Leitsatz

1. Aufwendungen für ein berufsbegleitendes erstmaliges Hochschulstudium sind als Werbungskosten zu berücksichtigen, sofern sie beruflich veranlasst sind.

2. Die Auffassung, wonach Ausgaben für ein Erststudium an einer Universität oder Fachhochschule stets der allgemeinen Lebensführung zuzuordnen und deshalb nur als Sonderausgaben begrenzt abziehbar sind, wird aufgegeben (Änderung der Rechtsprechung).

 

Normenkette

§ 9 Abs. 1 Satz 1 EStG , § 10 Abs. 1 Nr. 7 EStG

 

Sachverhalt

Die im Streitjahr 1997 31 Jahre alte Klägerin ist ausgebildete Rechtsanwalts- und Notargehilfin und seit dem 1.2.1988 bei der X-Bank tätig. 1994 erwarb sie berufsbegleitend den Abschluss "Staatlich geprüfte Betriebswirtin" an einer Studienakademie. Ab September 1995 war die Klägerin als Personalreferentin der Bank tätig. Voraussetzung für die endgültige Besetzung dieser Stelle war ein akademischer Studienabschluss. Die Klägerin nahm daher zum 1.12.1996 ein berufsbegleitendes Studium der Betriebswirtschaft mit der Fachrichtung Personalwesen an der Fachhochschule für Berufstätige (AKAD) auf, um den Abschluss "Diplom-Betriebswirtin (FH)" zu erwerben.

**ZEILEN:**
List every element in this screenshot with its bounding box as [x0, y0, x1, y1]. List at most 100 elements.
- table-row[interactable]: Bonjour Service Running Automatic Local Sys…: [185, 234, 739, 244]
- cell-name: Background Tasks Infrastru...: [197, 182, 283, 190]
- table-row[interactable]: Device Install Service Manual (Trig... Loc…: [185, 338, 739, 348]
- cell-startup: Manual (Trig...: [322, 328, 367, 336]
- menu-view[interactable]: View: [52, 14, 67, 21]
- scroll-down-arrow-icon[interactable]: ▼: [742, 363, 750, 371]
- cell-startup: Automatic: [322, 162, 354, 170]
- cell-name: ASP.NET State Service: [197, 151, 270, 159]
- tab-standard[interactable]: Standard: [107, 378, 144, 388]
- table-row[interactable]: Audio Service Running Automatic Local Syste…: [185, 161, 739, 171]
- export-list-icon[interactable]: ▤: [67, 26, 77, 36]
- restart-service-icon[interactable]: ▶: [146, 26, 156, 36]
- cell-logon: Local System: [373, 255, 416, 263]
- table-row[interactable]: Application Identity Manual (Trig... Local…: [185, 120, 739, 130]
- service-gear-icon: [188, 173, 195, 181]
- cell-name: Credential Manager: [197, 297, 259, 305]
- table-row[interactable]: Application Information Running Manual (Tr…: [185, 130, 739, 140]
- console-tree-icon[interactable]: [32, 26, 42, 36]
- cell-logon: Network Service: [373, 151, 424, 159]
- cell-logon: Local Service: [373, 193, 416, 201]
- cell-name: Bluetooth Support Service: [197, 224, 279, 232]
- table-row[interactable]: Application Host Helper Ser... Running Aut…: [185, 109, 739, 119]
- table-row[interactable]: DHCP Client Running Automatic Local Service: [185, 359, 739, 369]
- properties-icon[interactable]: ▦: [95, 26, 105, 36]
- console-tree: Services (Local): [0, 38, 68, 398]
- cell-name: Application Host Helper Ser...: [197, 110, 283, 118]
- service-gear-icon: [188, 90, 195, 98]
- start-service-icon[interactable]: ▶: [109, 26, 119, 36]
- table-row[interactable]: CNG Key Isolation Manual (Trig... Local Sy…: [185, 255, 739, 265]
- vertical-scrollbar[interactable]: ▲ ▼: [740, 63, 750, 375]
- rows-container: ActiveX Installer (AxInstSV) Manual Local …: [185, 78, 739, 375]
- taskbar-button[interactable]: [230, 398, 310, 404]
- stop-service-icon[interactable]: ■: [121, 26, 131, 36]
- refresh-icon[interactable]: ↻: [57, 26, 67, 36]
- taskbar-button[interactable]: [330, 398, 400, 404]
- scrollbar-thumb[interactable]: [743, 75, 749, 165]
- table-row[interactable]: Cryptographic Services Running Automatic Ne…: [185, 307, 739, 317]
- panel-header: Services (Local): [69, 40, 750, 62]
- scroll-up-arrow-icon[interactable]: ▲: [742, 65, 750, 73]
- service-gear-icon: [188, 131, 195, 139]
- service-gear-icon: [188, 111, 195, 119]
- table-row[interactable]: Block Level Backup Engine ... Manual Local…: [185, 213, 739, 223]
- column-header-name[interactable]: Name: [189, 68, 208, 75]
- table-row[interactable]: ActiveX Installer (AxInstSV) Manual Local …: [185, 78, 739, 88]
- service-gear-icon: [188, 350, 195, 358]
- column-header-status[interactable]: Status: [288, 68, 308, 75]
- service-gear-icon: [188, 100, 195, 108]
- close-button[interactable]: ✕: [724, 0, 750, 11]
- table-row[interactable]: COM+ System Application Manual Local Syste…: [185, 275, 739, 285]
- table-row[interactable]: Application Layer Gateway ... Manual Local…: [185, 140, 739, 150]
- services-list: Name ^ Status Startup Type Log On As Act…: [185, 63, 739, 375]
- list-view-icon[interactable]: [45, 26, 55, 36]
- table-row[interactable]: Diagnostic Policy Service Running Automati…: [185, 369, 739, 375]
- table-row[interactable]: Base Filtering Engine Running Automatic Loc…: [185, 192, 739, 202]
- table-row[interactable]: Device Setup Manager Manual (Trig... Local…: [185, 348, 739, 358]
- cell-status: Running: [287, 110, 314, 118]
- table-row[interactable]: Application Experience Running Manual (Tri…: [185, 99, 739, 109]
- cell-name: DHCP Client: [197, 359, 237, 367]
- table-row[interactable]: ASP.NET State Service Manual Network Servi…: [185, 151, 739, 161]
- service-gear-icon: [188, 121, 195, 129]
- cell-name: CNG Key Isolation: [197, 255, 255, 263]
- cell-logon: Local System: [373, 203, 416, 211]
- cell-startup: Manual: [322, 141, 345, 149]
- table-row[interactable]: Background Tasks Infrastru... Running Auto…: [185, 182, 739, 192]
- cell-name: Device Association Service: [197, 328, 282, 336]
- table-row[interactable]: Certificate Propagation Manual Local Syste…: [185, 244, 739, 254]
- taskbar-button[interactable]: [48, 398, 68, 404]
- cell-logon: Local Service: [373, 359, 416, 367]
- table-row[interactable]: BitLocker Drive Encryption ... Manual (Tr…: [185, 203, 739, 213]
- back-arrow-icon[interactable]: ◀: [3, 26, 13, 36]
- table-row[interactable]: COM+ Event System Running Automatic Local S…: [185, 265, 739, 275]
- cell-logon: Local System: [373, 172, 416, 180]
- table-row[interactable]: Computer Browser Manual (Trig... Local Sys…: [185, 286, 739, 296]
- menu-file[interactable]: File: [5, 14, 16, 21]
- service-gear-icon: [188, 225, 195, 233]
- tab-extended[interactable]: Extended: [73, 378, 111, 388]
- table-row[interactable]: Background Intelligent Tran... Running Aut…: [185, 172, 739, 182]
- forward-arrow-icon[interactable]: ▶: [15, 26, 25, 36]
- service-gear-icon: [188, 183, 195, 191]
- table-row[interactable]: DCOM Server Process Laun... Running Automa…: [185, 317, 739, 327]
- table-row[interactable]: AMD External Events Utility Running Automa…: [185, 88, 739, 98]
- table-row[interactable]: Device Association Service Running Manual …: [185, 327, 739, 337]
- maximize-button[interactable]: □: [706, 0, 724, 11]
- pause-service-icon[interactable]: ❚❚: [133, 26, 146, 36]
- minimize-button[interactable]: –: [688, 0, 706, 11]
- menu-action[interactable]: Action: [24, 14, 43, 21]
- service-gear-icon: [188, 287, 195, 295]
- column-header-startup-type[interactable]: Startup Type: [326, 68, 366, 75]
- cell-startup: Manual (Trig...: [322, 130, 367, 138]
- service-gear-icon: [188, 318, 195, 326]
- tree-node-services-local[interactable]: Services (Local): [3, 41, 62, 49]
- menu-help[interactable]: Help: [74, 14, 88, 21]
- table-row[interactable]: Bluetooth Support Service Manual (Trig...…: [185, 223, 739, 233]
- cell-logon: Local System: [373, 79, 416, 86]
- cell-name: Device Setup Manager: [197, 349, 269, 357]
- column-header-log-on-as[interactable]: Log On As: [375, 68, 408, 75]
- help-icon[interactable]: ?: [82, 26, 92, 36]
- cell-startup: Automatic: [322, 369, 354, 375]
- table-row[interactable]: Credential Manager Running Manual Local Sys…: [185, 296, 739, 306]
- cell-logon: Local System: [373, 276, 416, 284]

**ZU ERLEDIGEN:**
1. Aus welchem Grund nahm die Klägerin laut Textauszug zum 1.12.1996 das berufsbegleitende Studium der Betriebswirtschaft an der AKAD auf?
2. Fahren Sie mit dem Sachverhalt im Textauszug zum berufsbegleitenden Erststudium fort.

**LÖSUNGEN UNTEN:**
1. Für die endgültige Besetzung ihrer Stelle als Personalreferentin der Bank war ein akademischer Studienabschluss Voraussetzung. Deshalb begann sie das Studium, um den Abschluss „Diplom-Betriebswirtin (FH)“ zu erwerben.

2.
In der ESt-Erklärung für 1997 machte die Klägerin bei Einnahmen i.H.v. rd. 91.000 DM Kosten für ihr FH-Studium i.H.v. rd. 7.500 DM als Werbungskosten bei den Einkünften aus nichtselbstständiger Arbeit geltend. Das FA sah darin Berufsausbildungskosten und ließ diese nur mit dem Höchstbetrag von 1.800 DM als Sonderausgaben (§ 10 Abs. 1 Nr. 7 EStG) zum Abzug zu. Das FG gab der Klage statt.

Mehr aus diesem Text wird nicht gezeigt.